### Task to complete
Pictures stay out of your copy, but everything else in the records below must be repeated exactly.
------------
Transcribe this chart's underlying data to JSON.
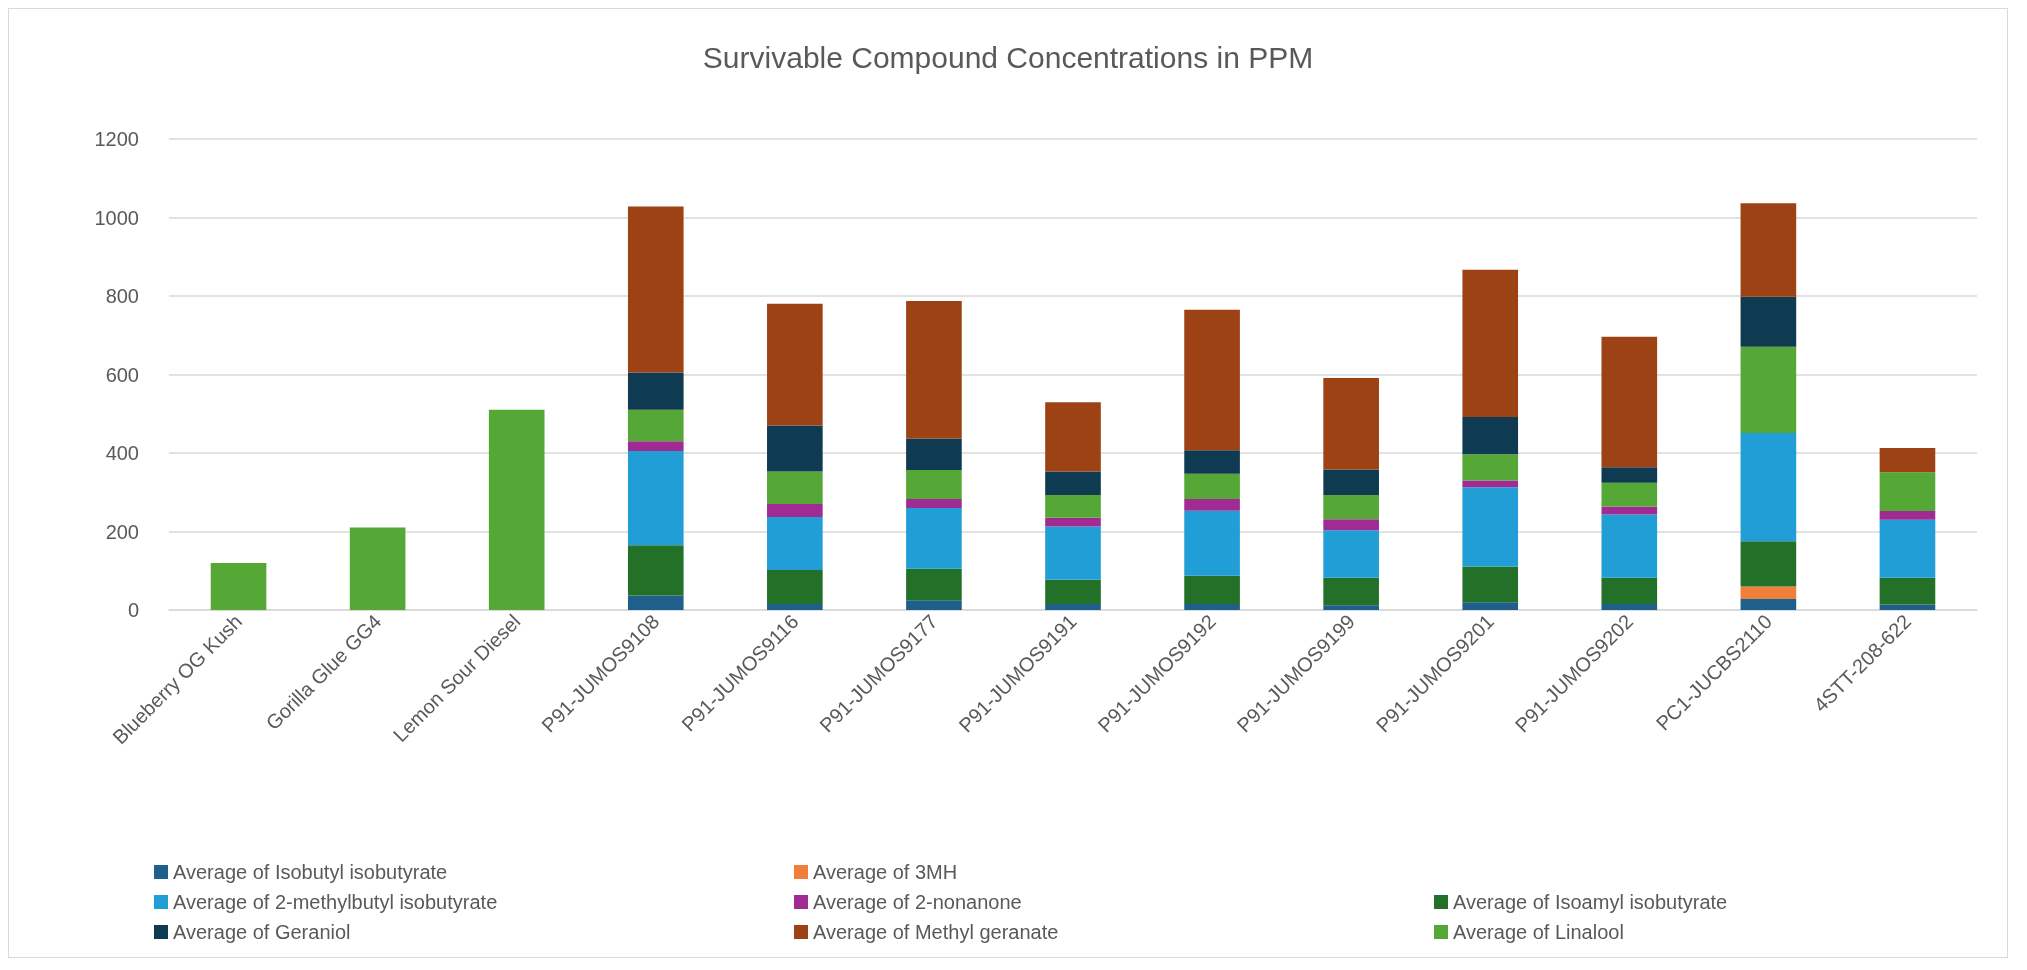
{
  "chart_data": {
    "type": "bar",
    "stacked": true,
    "title": "Survivable Compound Concentrations in PPM",
    "categories": [
      "Blueberry OG Kush",
      "Gorilla Glue GG4",
      "Lemon Sour Diesel",
      "P91-JUMOS9108",
      "P91-JUMOS9116",
      "P91-JUMOS9177",
      "P91-JUMOS9191",
      "P91-JUMOS9192",
      "P91-JUMOS9199",
      "P91-JUMOS9201",
      "P91-JUMOS9202",
      "PC1-JUCBS2110",
      "4STT-208-622"
    ],
    "series": [
      {
        "name": "Average of Isobutyl isobutyrate",
        "color": "#1f5f8b",
        "values": [
          null,
          null,
          null,
          37,
          15,
          25,
          15,
          15,
          12,
          20,
          15,
          28,
          14
        ]
      },
      {
        "name": "Average of 3MH",
        "color": "#f07f3c",
        "values": [
          null,
          null,
          null,
          null,
          null,
          null,
          null,
          null,
          null,
          null,
          null,
          32,
          null
        ]
      },
      {
        "name": "Average of Isoamyl isobutyrate",
        "color": "#237028",
        "values": [
          null,
          null,
          null,
          128,
          87,
          80,
          62,
          72,
          70,
          91,
          67,
          115,
          68
        ]
      },
      {
        "name": "Average of 2-methylbutyl isobutyrate",
        "color": "#219ed6",
        "values": [
          null,
          null,
          null,
          240,
          135,
          155,
          136,
          166,
          121,
          202,
          161,
          276,
          148
        ]
      },
      {
        "name": "Average of 2-nonanone",
        "color": "#a02b93",
        "values": [
          null,
          null,
          null,
          25,
          33,
          23,
          22,
          30,
          28,
          17,
          21,
          null,
          22
        ]
      },
      {
        "name": "Average of Linalool",
        "color": "#55a835",
        "values": [
          120,
          210,
          510,
          80,
          83,
          74,
          58,
          64,
          62,
          67,
          60,
          220,
          99
        ]
      },
      {
        "name": "Average of Geraniol",
        "color": "#0e3a52",
        "values": [
          null,
          null,
          null,
          95,
          117,
          80,
          60,
          60,
          65,
          95,
          40,
          127,
          null
        ]
      },
      {
        "name": "Average of Methyl geranate",
        "color": "#9c4215",
        "values": [
          null,
          null,
          null,
          423,
          310,
          350,
          176,
          358,
          233,
          375,
          332,
          238,
          62
        ]
      }
    ],
    "ylim": [
      0,
      1200
    ],
    "yticks": [
      0,
      200,
      400,
      600,
      800,
      1000,
      1200
    ],
    "grid": "y",
    "legend": "bottom"
  }
}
------------
### Correct response
Transcribe this chart's underlying data to JSON.
{
  "chart_data": {
    "type": "bar",
    "stacked": true,
    "title": "Survivable Compound Concentrations in PPM",
    "categories": [
      "Blueberry OG Kush",
      "Gorilla Glue GG4",
      "Lemon Sour Diesel",
      "P91-JUMOS9108",
      "P91-JUMOS9116",
      "P91-JUMOS9177",
      "P91-JUMOS9191",
      "P91-JUMOS9192",
      "P91-JUMOS9199",
      "P91-JUMOS9201",
      "P91-JUMOS9202",
      "PC1-JUCBS2110",
      "4STT-208-622"
    ],
    "series": [
      {
        "name": "Average of Isobutyl isobutyrate",
        "color": "#1f5f8b",
        "values": [
          null,
          null,
          null,
          37,
          15,
          25,
          15,
          15,
          12,
          20,
          15,
          28,
          14
        ]
      },
      {
        "name": "Average of 3MH",
        "color": "#f07f3c",
        "values": [
          null,
          null,
          null,
          null,
          null,
          null,
          null,
          null,
          null,
          null,
          null,
          32,
          null
        ]
      },
      {
        "name": "Average of Isoamyl isobutyrate",
        "color": "#237028",
        "values": [
          null,
          null,
          null,
          128,
          87,
          80,
          62,
          72,
          70,
          91,
          67,
          115,
          68
        ]
      },
      {
        "name": "Average of 2-methylbutyl isobutyrate",
        "color": "#219ed6",
        "values": [
          null,
          null,
          null,
          240,
          135,
          155,
          136,
          166,
          121,
          202,
          161,
          276,
          148
        ]
      },
      {
        "name": "Average of 2-nonanone",
        "color": "#a02b93",
        "values": [
          null,
          null,
          null,
          25,
          33,
          23,
          22,
          30,
          28,
          17,
          21,
          null,
          22
        ]
      },
      {
        "name": "Average of Linalool",
        "color": "#55a835",
        "values": [
          120,
          210,
          510,
          80,
          83,
          74,
          58,
          64,
          62,
          67,
          60,
          220,
          99
        ]
      },
      {
        "name": "Average of Geraniol",
        "color": "#0e3a52",
        "values": [
          null,
          null,
          null,
          95,
          117,
          80,
          60,
          60,
          65,
          95,
          40,
          127,
          null
        ]
      },
      {
        "name": "Average of Methyl geranate",
        "color": "#9c4215",
        "values": [
          null,
          null,
          null,
          423,
          310,
          350,
          176,
          358,
          233,
          375,
          332,
          238,
          62
        ]
      }
    ],
    "ylim": [
      0,
      1200
    ],
    "yticks": [
      0,
      200,
      400,
      600,
      800,
      1000,
      1200
    ],
    "grid": "y",
    "legend": "bottom"
  }
}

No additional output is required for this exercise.